Written instruction. Make an exact copy of the lines below.

Extracted data.

^^^^^^^^

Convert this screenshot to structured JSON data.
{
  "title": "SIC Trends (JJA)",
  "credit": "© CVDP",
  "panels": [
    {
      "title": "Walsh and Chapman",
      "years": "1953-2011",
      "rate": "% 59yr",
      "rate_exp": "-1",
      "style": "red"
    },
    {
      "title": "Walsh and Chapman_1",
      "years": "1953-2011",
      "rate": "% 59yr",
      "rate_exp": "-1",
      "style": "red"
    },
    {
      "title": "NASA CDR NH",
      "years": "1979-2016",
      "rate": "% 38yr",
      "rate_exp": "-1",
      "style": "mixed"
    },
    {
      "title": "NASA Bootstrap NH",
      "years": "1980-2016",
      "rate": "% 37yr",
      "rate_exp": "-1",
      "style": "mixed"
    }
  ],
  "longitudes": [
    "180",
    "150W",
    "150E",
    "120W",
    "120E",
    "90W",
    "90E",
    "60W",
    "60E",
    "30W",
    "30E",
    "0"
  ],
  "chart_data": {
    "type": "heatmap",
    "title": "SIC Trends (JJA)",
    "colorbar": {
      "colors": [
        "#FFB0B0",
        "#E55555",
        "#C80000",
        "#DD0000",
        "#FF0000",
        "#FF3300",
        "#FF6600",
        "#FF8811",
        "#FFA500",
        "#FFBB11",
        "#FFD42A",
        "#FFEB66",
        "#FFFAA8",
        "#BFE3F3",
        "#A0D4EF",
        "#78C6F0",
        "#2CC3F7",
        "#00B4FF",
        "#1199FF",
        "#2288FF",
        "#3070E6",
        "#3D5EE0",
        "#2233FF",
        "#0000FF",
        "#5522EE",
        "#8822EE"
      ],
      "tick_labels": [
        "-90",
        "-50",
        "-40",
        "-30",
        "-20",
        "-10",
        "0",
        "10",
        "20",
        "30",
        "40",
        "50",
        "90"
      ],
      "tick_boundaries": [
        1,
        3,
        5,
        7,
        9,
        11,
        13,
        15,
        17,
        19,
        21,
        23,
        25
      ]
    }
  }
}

^^^^^^^^

Full answer.
Convert this screenshot to structured JSON data.
{
  "title": "SIC Trends (JJA)",
  "credit": "© CVDP",
  "panels": [
    {
      "title": "Walsh and Chapman",
      "years": "1953-2011",
      "rate": "% 59yr",
      "rate_exp": "-1",
      "style": "red"
    },
    {
      "title": "Walsh and Chapman_1",
      "years": "1953-2011",
      "rate": "% 59yr",
      "rate_exp": "-1",
      "style": "red"
    },
    {
      "title": "NASA CDR NH",
      "years": "1979-2016",
      "rate": "% 38yr",
      "rate_exp": "-1",
      "style": "mixed"
    },
    {
      "title": "NASA Bootstrap NH",
      "years": "1980-2016",
      "rate": "% 37yr",
      "rate_exp": "-1",
      "style": "mixed"
    }
  ],
  "longitudes": [
    "180",
    "150W",
    "150E",
    "120W",
    "120E",
    "90W",
    "90E",
    "60W",
    "60E",
    "30W",
    "30E",
    "0"
  ],
  "chart_data": {
    "type": "heatmap",
    "title": "SIC Trends (JJA)",
    "colorbar": {
      "colors": [
        "#FFB0B0",
        "#E55555",
        "#C80000",
        "#DD0000",
        "#FF0000",
        "#FF3300",
        "#FF6600",
        "#FF8811",
        "#FFA500",
        "#FFBB11",
        "#FFD42A",
        "#FFEB66",
        "#FFFAA8",
        "#BFE3F3",
        "#A0D4EF",
        "#78C6F0",
        "#2CC3F7",
        "#00B4FF",
        "#1199FF",
        "#2288FF",
        "#3070E6",
        "#3D5EE0",
        "#2233FF",
        "#0000FF",
        "#5522EE",
        "#8822EE"
      ],
      "tick_labels": [
        "-90",
        "-50",
        "-40",
        "-30",
        "-20",
        "-10",
        "0",
        "10",
        "20",
        "30",
        "40",
        "50",
        "90"
      ],
      "tick_boundaries": [
        1,
        3,
        5,
        7,
        9,
        11,
        13,
        15,
        17,
        19,
        21,
        23,
        25
      ]
    }
  }
}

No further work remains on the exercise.